_Provided records_:
☆ ☆ ☆ ☆ ☆
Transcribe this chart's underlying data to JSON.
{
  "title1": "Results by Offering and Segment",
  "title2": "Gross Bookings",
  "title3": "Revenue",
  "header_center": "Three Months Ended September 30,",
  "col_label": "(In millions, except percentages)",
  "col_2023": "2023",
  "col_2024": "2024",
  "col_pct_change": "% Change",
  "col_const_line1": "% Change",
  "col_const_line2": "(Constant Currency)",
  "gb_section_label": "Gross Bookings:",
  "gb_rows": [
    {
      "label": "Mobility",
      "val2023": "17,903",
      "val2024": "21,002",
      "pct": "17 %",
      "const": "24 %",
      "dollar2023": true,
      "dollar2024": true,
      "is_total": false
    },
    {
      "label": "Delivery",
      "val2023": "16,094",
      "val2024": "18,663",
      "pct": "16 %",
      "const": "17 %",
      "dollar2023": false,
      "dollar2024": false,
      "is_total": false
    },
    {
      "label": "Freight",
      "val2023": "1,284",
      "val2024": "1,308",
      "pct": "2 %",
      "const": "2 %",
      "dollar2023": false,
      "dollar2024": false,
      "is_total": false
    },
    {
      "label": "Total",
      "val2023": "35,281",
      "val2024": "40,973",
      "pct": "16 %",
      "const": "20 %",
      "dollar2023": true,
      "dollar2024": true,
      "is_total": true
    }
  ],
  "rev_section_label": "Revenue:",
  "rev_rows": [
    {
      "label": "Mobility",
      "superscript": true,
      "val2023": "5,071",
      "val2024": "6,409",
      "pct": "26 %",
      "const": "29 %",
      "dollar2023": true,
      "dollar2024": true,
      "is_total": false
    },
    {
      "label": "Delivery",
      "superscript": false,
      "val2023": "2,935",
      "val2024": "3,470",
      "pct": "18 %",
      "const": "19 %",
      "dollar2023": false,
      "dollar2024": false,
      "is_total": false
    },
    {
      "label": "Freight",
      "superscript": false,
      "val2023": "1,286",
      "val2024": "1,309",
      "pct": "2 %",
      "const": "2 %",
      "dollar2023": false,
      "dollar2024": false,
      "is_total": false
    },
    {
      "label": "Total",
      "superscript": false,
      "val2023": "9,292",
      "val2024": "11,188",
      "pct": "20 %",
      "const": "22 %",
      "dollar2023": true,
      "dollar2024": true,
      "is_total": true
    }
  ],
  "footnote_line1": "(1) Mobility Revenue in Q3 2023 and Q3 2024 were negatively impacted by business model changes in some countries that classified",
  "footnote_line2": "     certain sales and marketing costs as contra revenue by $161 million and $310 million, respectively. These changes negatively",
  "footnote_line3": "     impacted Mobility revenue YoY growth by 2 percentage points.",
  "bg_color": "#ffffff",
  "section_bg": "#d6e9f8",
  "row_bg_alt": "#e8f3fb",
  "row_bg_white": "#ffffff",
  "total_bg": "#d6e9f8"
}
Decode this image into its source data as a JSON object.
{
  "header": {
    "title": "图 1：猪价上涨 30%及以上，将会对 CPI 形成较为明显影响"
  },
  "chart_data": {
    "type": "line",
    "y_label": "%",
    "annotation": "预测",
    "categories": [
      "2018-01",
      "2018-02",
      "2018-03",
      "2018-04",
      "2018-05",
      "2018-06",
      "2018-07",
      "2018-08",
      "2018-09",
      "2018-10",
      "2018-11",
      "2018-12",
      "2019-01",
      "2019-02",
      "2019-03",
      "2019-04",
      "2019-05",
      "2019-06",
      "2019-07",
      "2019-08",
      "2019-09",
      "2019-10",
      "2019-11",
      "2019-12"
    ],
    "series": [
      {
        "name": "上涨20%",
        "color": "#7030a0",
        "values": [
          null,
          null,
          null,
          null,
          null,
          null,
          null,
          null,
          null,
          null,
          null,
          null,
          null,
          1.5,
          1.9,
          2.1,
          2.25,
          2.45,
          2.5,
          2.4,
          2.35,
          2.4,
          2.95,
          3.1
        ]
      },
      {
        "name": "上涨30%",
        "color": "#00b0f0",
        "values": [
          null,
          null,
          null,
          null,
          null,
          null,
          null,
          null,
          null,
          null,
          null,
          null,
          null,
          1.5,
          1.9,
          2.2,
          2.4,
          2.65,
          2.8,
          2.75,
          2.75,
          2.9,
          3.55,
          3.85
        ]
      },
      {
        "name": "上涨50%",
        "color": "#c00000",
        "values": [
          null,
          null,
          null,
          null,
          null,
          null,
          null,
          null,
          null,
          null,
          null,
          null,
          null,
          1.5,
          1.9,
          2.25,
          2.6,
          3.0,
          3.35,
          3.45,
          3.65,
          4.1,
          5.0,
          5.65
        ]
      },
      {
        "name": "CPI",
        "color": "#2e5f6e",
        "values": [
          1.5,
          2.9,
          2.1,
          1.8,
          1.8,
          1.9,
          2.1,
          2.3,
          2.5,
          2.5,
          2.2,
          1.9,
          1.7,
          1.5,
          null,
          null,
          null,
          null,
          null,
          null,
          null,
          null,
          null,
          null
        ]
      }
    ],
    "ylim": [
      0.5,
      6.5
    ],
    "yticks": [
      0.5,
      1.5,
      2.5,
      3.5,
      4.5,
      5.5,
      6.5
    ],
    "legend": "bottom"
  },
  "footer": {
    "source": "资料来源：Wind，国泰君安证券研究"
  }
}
☆ ☆ ☆ ☆ ☆
_The task_: The entries above should be repeated exactly, every one of them.

_Answer_:
Transcribe this chart's underlying data to JSON.
{
  "title1": "Results by Offering and Segment",
  "title2": "Gross Bookings",
  "title3": "Revenue",
  "header_center": "Three Months Ended September 30,",
  "col_label": "(In millions, except percentages)",
  "col_2023": "2023",
  "col_2024": "2024",
  "col_pct_change": "% Change",
  "col_const_line1": "% Change",
  "col_const_line2": "(Constant Currency)",
  "gb_section_label": "Gross Bookings:",
  "gb_rows": [
    {
      "label": "Mobility",
      "val2023": "17,903",
      "val2024": "21,002",
      "pct": "17 %",
      "const": "24 %",
      "dollar2023": true,
      "dollar2024": true,
      "is_total": false
    },
    {
      "label": "Delivery",
      "val2023": "16,094",
      "val2024": "18,663",
      "pct": "16 %",
      "const": "17 %",
      "dollar2023": false,
      "dollar2024": false,
      "is_total": false
    },
    {
      "label": "Freight",
      "val2023": "1,284",
      "val2024": "1,308",
      "pct": "2 %",
      "const": "2 %",
      "dollar2023": false,
      "dollar2024": false,
      "is_total": false
    },
    {
      "label": "Total",
      "val2023": "35,281",
      "val2024": "40,973",
      "pct": "16 %",
      "const": "20 %",
      "dollar2023": true,
      "dollar2024": true,
      "is_total": true
    }
  ],
  "rev_section_label": "Revenue:",
  "rev_rows": [
    {
      "label": "Mobility",
      "superscript": true,
      "val2023": "5,071",
      "val2024": "6,409",
      "pct": "26 %",
      "const": "29 %",
      "dollar2023": true,
      "dollar2024": true,
      "is_total": false
    },
    {
      "label": "Delivery",
      "superscript": false,
      "val2023": "2,935",
      "val2024": "3,470",
      "pct": "18 %",
      "const": "19 %",
      "dollar2023": false,
      "dollar2024": false,
      "is_total": false
    },
    {
      "label": "Freight",
      "superscript": false,
      "val2023": "1,286",
      "val2024": "1,309",
      "pct": "2 %",
      "const": "2 %",
      "dollar2023": false,
      "dollar2024": false,
      "is_total": false
    },
    {
      "label": "Total",
      "superscript": false,
      "val2023": "9,292",
      "val2024": "11,188",
      "pct": "20 %",
      "const": "22 %",
      "dollar2023": true,
      "dollar2024": true,
      "is_total": true
    }
  ],
  "footnote_line1": "(1) Mobility Revenue in Q3 2023 and Q3 2024 were negatively impacted by business model changes in some countries that classified",
  "footnote_line2": "     certain sales and marketing costs as contra revenue by $161 million and $310 million, respectively. These changes negatively",
  "footnote_line3": "     impacted Mobility revenue YoY growth by 2 percentage points.",
  "bg_color": "#ffffff",
  "section_bg": "#d6e9f8",
  "row_bg_alt": "#e8f3fb",
  "row_bg_white": "#ffffff",
  "total_bg": "#d6e9f8"
}
Decode this image into its source data as a JSON object.
{
  "header": {
    "title": "图 1：猪价上涨 30%及以上，将会对 CPI 形成较为明显影响"
  },
  "chart_data": {
    "type": "line",
    "y_label": "%",
    "annotation": "预测",
    "categories": [
      "2018-01",
      "2018-02",
      "2018-03",
      "2018-04",
      "2018-05",
      "2018-06",
      "2018-07",
      "2018-08",
      "2018-09",
      "2018-10",
      "2018-11",
      "2018-12",
      "2019-01",
      "2019-02",
      "2019-03",
      "2019-04",
      "2019-05",
      "2019-06",
      "2019-07",
      "2019-08",
      "2019-09",
      "2019-10",
      "2019-11",
      "2019-12"
    ],
    "series": [
      {
        "name": "上涨20%",
        "color": "#7030a0",
        "values": [
          null,
          null,
          null,
          null,
          null,
          null,
          null,
          null,
          null,
          null,
          null,
          null,
          null,
          1.5,
          1.9,
          2.1,
          2.25,
          2.45,
          2.5,
          2.4,
          2.35,
          2.4,
          2.95,
          3.1
        ]
      },
      {
        "name": "上涨30%",
        "color": "#00b0f0",
        "values": [
          null,
          null,
          null,
          null,
          null,
          null,
          null,
          null,
          null,
          null,
          null,
          null,
          null,
          1.5,
          1.9,
          2.2,
          2.4,
          2.65,
          2.8,
          2.75,
          2.75,
          2.9,
          3.55,
          3.85
        ]
      },
      {
        "name": "上涨50%",
        "color": "#c00000",
        "values": [
          null,
          null,
          null,
          null,
          null,
          null,
          null,
          null,
          null,
          null,
          null,
          null,
          null,
          1.5,
          1.9,
          2.25,
          2.6,
          3.0,
          3.35,
          3.45,
          3.65,
          4.1,
          5.0,
          5.65
        ]
      },
      {
        "name": "CPI",
        "color": "#2e5f6e",
        "values": [
          1.5,
          2.9,
          2.1,
          1.8,
          1.8,
          1.9,
          2.1,
          2.3,
          2.5,
          2.5,
          2.2,
          1.9,
          1.7,
          1.5,
          null,
          null,
          null,
          null,
          null,
          null,
          null,
          null,
          null,
          null
        ]
      }
    ],
    "ylim": [
      0.5,
      6.5
    ],
    "yticks": [
      0.5,
      1.5,
      2.5,
      3.5,
      4.5,
      5.5,
      6.5
    ],
    "legend": "bottom"
  },
  "footer": {
    "source": "资料来源：Wind，国泰君安证券研究"
  }
}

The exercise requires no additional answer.